▸ Given data
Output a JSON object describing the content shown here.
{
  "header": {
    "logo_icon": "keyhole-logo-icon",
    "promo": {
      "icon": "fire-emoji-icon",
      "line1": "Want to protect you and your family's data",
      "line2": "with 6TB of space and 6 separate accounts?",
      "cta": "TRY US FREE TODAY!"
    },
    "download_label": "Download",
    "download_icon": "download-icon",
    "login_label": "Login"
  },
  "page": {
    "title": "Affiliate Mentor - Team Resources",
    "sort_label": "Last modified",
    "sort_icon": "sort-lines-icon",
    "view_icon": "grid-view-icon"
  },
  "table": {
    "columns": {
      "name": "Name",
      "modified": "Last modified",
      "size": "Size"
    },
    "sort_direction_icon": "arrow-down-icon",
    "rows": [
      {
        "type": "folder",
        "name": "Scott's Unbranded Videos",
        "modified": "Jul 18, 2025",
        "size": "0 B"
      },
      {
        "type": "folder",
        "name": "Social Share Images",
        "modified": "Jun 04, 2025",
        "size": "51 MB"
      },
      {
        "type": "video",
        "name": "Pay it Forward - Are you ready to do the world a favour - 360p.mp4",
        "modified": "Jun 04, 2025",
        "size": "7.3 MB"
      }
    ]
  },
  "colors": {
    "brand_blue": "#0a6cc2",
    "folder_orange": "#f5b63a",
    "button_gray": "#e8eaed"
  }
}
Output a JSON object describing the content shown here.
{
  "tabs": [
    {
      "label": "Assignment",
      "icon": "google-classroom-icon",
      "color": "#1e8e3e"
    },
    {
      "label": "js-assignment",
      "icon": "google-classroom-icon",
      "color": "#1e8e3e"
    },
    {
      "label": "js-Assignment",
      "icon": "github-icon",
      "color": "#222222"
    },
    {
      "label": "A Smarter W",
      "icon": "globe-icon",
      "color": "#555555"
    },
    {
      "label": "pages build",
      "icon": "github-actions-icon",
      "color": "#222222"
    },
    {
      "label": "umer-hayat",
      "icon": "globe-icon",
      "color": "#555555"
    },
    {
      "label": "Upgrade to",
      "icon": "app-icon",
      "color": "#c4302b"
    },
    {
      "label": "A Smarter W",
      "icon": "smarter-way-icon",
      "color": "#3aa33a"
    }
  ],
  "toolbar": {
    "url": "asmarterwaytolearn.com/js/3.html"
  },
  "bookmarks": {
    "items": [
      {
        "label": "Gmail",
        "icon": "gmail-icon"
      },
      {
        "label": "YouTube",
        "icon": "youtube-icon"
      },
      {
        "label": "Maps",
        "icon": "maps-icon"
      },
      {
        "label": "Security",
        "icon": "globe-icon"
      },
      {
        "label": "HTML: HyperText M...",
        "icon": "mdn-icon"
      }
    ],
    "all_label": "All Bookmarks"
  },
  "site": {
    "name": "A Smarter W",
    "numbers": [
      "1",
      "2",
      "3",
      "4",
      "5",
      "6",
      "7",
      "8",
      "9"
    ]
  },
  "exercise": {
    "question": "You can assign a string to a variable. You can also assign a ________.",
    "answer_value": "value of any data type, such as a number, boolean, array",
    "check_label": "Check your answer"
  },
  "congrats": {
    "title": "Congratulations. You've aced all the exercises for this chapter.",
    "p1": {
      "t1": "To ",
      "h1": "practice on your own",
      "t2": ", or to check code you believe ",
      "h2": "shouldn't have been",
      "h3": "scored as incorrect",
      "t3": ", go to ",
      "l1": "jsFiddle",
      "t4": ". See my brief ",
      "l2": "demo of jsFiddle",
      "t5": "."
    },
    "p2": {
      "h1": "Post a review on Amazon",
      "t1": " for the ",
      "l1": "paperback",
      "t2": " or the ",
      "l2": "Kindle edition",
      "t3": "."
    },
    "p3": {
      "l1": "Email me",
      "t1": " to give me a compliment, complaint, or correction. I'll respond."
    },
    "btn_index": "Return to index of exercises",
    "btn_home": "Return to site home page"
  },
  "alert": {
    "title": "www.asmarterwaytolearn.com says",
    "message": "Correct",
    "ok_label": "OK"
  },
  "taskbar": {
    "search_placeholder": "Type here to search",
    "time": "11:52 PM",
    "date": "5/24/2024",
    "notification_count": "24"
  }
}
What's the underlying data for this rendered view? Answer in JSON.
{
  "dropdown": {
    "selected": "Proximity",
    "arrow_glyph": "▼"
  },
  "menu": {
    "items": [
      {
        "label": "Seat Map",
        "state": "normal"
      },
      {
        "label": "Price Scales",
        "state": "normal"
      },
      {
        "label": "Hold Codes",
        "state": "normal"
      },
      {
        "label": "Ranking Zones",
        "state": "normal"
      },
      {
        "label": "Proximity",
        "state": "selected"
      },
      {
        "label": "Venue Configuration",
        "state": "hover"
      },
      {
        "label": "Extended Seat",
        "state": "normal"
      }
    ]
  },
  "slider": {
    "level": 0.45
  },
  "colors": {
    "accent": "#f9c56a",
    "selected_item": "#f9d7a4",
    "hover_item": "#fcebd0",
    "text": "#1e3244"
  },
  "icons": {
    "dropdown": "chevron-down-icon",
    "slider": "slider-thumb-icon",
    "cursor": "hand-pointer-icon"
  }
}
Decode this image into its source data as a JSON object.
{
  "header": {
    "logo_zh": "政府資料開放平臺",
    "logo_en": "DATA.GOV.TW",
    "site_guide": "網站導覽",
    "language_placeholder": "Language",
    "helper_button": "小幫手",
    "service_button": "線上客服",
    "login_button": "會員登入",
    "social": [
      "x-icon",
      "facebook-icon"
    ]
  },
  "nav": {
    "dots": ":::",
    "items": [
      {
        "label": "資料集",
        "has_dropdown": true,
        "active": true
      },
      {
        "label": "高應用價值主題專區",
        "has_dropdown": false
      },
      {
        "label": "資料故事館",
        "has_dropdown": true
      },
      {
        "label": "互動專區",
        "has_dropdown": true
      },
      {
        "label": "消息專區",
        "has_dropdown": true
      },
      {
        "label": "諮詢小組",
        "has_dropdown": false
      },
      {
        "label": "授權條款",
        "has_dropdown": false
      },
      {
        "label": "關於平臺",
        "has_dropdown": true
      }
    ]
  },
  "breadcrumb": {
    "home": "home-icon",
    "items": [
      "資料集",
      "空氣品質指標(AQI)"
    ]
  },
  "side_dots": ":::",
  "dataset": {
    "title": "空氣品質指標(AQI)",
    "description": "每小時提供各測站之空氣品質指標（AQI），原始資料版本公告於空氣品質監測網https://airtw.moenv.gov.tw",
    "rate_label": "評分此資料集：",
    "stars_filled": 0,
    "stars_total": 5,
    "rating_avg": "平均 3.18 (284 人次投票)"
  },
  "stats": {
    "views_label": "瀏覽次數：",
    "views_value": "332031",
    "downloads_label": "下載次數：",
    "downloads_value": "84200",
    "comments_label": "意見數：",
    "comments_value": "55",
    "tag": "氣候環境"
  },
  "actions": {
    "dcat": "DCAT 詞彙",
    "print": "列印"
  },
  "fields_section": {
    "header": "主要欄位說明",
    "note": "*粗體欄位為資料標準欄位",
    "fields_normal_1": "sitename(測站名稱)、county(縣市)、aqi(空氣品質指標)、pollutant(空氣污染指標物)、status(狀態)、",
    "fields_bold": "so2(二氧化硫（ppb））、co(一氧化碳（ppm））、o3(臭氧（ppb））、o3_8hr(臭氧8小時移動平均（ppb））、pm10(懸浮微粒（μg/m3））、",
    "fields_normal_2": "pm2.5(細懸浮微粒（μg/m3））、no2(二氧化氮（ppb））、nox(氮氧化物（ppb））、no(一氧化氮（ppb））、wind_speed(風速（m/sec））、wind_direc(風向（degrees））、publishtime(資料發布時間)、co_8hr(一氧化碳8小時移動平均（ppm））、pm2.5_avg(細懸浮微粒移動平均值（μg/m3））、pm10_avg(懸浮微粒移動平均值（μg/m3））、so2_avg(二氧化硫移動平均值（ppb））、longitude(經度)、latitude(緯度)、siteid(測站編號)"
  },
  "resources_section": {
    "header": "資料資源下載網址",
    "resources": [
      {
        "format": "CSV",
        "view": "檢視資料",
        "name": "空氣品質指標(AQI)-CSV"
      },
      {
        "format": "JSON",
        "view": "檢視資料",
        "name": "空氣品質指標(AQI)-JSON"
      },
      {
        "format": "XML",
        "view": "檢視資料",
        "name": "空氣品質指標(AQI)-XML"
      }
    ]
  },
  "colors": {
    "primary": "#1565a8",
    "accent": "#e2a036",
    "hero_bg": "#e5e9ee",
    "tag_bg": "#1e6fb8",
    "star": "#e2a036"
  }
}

▸ Problem to solve
Find every line in the records above that contains the word "this", and copy each one.

▸ Expected answer
    "title": "Congratulations. You've aced all the exercises for this chapter.",
What's the underlying data for this rendered view? Answer in JSON.
Decode this image into its source data as a JSON object.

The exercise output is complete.